▶ Task instructions:
Answer these from the Molycorp article:
(a) Who did the Board of Directors name Interim President and Chief Executive Officer?
(b) On what date was the SEC investigation disclosed?
(c) What put/call ratio is given for the Jan 19 expiry?

▶ Extract provided:
------------------------------------

It turns out that recent put buyers in Molycorp (MCP) may have had the right idea, but their bearish trade may have a very short shelf life.
After hours on December 11th, MCP announced that the Board of Directors appointed Constantine Karayannopoulos - who came to MCP courtesy of the Neo Materials acquisition in March - to serve as Interim President and Chief Executive Officer to replace former CEO Mark A. Smith. Smith left MCP under mysterious circumstances and the dark shroud of an SEC investigation. Strangely, MCP rallied ahead of this latest bombshell. The stock closed up on the day 5.9% adding to a big breakout move from Monday of 19.7%. That breakout finally recovered all of MCP's losses from the disclosure of the SEC investigation on November 9th.
Before the CEO switch MCP printed an impressive breakout that finally recovered losses from the news on the SEC investigation
Intra-day trading in MCP was a fascinating display of leaked information and panicked options buying. The intra-day chart below shows that a little after 3:00pm, MCP suddenly plummeted on high volume. That was the first real warning sign but the plunge was treated as a buying opportunity. MCP rallied sharply to close flat on the day. The chart below uses 5-minute intervals to make it clear where the selling suddenly began.
MCP plunges briefly on high volume and then quickly recovers
All day long, MCP call options were trading in heavy volume, especially relative to put volume, even in the weeklies which at the time would expire in just three days. It was if traders expected some good news, were hedging large short positions, and/or were simply stepping all over each other to chase momentum. Here is the breakdown on the put/call ratio on volume across strikes from $8 to $14 (data from Etrade.com):
- Expiry Dec 14: 13,047 calls vs 6902 puts, put/call ratio = 0.53
- Expiry Dec 22: 12,884 calls vs 4709 puts, put/call ratio = 0.37
- Expiry Jan 19: 11,483 calls vs 2100 puts, put/call ratio = 0.18
- Expiry Mar 16: 3,112 calls vs 992 puts, put/call ratio = 0.32
So, the options trading was not just for a quick flip. Traders were actually more bullish the further the expiration and calls were trading in equal volumes until the March expiration. The tally on open interest will confirm whether these trades were for more than just day trades.

------------------------------------

▶ Dataset content:
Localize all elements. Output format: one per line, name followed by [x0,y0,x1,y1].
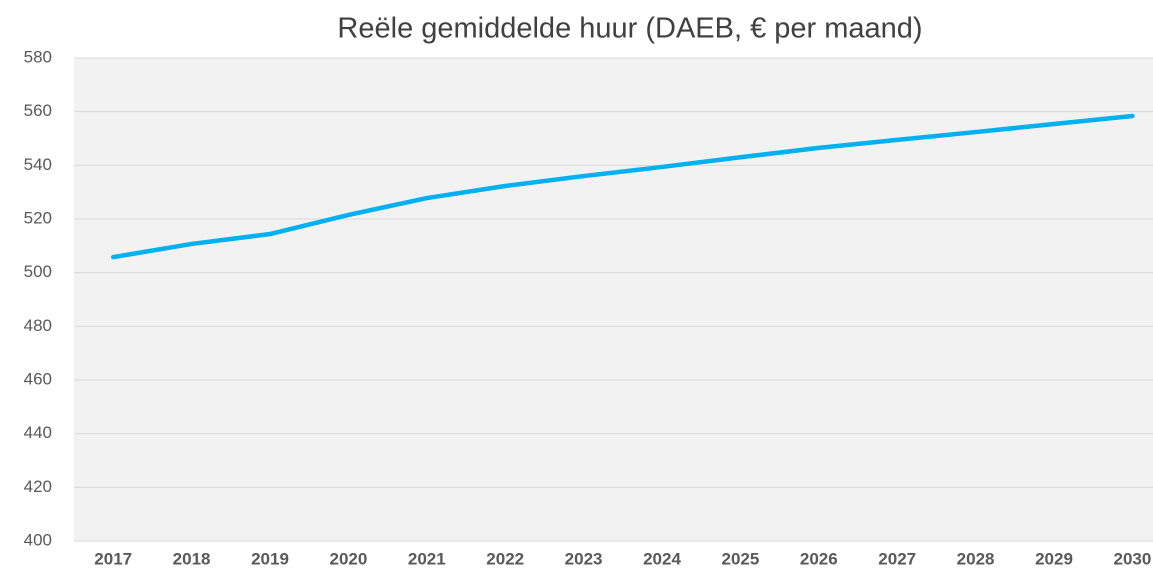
y-tick-label: 440 [24,423,52,442]
x-tick-label: 2024 [643,549,681,568]
x-tick-label: 2021 [408,549,446,568]
y-tick-label: 480 [24,316,52,335]
chart-title: Reële gemiddelde huur (DAEB, € per maand… [337,13,922,45]
plot-area [74,58,1153,541]
x-tick-label: 2028 [957,549,995,568]
y-tick-label: 460 [24,369,52,388]
x-tick-label: 2018 [173,549,211,568]
y-tick-label: 420 [24,477,52,496]
x-tick-label: 2026 [800,549,838,568]
y-tick-label: 400 [24,530,52,549]
x-tick-label: 2027 [878,549,916,568]
x-tick-label: 2029 [1035,549,1073,568]
x-tick-label: 2019 [251,549,289,568]
y-tick-label: 560 [24,101,52,120]
x-tick-label: 2030 [1113,549,1151,568]
data-line [110,113,1135,260]
y-tick-label: 500 [24,262,52,281]
x-tick-label: 2020 [329,549,367,568]
x-tick-label: 2025 [721,549,759,568]
x-tick-label: 2022 [486,549,524,568]
y-tick-label: 540 [24,155,52,174]
y-tick-label: 520 [24,208,52,227]
y-tick-label: 580 [24,47,52,66]
x-tick-label: 2023 [565,549,603,568]
x-tick-label: 2017 [94,549,132,568]
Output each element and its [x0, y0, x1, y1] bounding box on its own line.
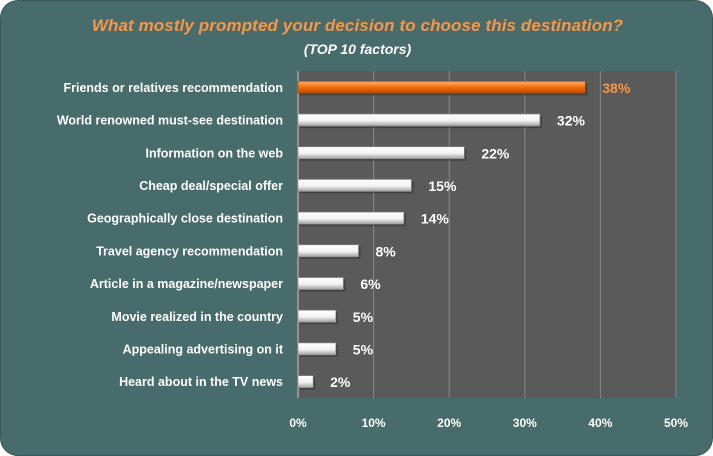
- value-label: 5%: [353, 309, 374, 325]
- chart-title: What mostly prompted your decision to ch…: [91, 16, 624, 35]
- value-label: 15%: [428, 178, 457, 194]
- category-label: Friends or relatives recommendation: [63, 81, 283, 95]
- value-label: 2%: [330, 374, 351, 390]
- category-label: Movie realized in the country: [111, 310, 283, 324]
- bar: [297, 342, 337, 356]
- bar: [297, 375, 314, 388]
- bar: [297, 244, 359, 258]
- value-label: 6%: [360, 276, 381, 292]
- x-tick-label: 20%: [437, 416, 461, 430]
- category-label: Appealing advertising on it: [123, 342, 284, 356]
- value-label: 38%: [602, 80, 631, 96]
- value-label: 32%: [557, 113, 586, 129]
- x-tick-label: 50%: [664, 416, 688, 430]
- x-tick-label: 10%: [362, 416, 386, 430]
- value-label: 5%: [353, 341, 374, 357]
- bar: [297, 146, 465, 160]
- category-label: Heard about in the TV news: [119, 375, 283, 389]
- bar: [297, 179, 412, 192]
- bar-highlighted: [297, 81, 586, 94]
- bar: [297, 113, 541, 127]
- category-label: Cheap deal/special offer: [139, 179, 283, 193]
- x-tick-label: 30%: [513, 416, 537, 430]
- value-label: 22%: [481, 145, 510, 161]
- value-label: 8%: [375, 243, 396, 259]
- x-tick-label: 40%: [588, 416, 612, 430]
- category-label: Article in a magazine/newspaper: [90, 277, 283, 291]
- category-label: Information on the web: [146, 146, 284, 160]
- bar: [297, 211, 405, 225]
- bar: [297, 309, 337, 323]
- chart-subtitle: (TOP 10 factors): [303, 41, 412, 57]
- category-label: World renowned must-see destination: [57, 114, 283, 128]
- bar: [297, 277, 344, 290]
- category-label: Travel agency recommendation: [96, 244, 283, 258]
- value-label: 14%: [421, 211, 450, 227]
- category-label: Geographically close destination: [87, 212, 283, 226]
- x-tick-label: 0%: [289, 416, 307, 430]
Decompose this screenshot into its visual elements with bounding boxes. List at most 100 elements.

------------------------------------

▶ Solution to this exercise:
(a) Constantine Karayannopoulos
(b) November 9th
(c) 0.18